====== Provided data ======

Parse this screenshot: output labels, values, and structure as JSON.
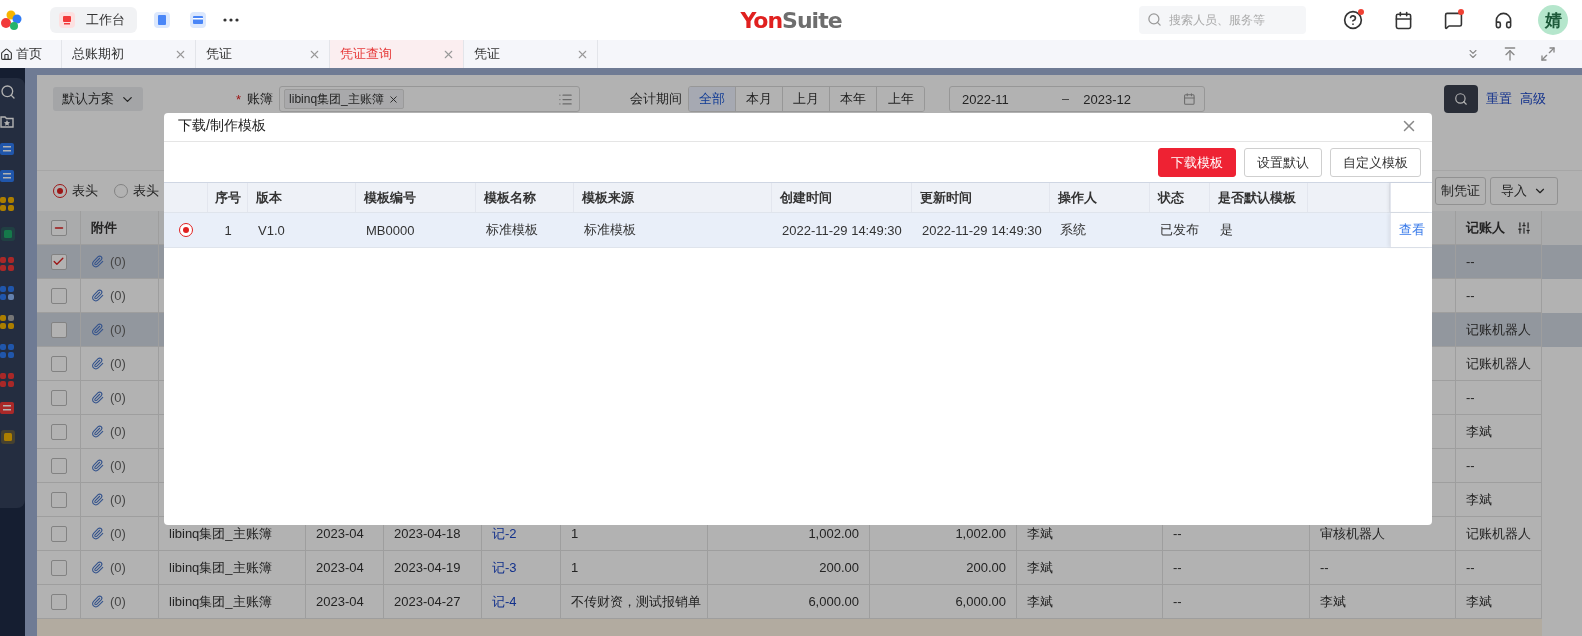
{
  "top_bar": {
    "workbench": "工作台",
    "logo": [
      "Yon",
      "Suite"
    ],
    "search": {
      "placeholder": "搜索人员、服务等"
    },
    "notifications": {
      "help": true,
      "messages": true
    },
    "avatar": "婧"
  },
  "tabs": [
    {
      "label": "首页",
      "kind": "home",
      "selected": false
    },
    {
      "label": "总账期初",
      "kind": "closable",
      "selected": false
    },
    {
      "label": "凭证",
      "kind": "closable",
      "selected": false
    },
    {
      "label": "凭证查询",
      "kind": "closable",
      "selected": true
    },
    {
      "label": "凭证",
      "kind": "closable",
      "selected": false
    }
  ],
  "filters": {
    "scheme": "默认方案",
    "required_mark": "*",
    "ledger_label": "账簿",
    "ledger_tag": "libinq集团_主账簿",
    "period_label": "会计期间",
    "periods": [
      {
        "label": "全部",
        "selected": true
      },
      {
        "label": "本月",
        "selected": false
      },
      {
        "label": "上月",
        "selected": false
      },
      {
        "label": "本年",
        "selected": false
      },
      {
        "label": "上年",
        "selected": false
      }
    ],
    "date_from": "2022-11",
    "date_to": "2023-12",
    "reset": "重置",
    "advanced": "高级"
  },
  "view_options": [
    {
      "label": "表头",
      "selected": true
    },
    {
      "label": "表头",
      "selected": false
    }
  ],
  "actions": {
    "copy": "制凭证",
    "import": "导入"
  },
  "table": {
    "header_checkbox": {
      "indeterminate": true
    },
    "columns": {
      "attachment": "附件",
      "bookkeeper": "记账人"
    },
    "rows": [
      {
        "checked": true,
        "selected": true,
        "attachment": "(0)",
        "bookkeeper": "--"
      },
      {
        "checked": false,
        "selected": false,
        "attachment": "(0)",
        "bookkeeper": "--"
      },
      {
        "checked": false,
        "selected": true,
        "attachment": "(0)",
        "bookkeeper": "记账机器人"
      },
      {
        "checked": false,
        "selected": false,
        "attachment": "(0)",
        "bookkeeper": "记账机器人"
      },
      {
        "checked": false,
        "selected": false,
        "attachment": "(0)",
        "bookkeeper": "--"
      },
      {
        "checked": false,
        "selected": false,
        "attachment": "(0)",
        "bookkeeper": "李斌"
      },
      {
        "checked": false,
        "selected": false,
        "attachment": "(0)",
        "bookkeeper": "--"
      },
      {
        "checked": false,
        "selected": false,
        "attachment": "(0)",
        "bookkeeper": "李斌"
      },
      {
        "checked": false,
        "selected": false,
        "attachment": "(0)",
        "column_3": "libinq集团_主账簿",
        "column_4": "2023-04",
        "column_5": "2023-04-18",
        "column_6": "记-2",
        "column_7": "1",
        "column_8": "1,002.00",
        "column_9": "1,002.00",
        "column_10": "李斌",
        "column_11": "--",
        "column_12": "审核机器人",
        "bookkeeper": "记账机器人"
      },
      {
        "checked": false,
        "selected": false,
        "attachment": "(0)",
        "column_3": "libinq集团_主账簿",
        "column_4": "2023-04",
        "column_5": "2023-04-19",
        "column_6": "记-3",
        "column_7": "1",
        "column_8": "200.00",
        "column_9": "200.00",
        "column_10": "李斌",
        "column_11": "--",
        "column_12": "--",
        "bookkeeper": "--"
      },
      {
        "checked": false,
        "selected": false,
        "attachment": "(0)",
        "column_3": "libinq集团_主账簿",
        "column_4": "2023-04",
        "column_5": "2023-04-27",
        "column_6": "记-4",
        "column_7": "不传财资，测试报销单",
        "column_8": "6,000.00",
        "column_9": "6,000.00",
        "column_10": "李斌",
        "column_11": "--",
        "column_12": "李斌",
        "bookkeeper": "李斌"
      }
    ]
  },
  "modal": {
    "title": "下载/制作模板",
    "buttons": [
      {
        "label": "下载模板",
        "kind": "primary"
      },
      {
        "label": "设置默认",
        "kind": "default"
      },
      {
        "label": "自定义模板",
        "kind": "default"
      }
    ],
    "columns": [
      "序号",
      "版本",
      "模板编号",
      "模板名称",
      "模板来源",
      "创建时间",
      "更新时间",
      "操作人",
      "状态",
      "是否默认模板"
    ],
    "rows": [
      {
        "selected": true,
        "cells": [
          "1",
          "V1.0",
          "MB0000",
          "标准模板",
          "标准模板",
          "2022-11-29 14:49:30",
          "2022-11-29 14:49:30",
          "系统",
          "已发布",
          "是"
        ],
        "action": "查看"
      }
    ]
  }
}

======
====== Provided data ======

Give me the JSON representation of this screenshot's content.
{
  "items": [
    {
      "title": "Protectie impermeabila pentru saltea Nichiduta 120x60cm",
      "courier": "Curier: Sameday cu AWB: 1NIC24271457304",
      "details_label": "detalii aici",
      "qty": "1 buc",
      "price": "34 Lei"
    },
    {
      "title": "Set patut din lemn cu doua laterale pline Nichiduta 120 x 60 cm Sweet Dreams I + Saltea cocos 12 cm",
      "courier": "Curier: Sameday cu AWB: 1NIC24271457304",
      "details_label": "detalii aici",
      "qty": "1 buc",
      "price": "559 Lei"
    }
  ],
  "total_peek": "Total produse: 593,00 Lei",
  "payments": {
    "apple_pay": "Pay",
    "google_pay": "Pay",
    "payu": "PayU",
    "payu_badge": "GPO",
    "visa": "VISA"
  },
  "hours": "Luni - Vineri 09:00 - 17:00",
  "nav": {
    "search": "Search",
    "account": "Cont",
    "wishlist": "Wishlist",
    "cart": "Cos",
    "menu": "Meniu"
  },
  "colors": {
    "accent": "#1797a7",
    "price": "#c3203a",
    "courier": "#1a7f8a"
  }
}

======

Stated task
Every line of the listing that holds "price" should be found and copied.

Exercise result
      "price": "34 Lei"
      "price": "559 Lei"
    "price": "#c3203a",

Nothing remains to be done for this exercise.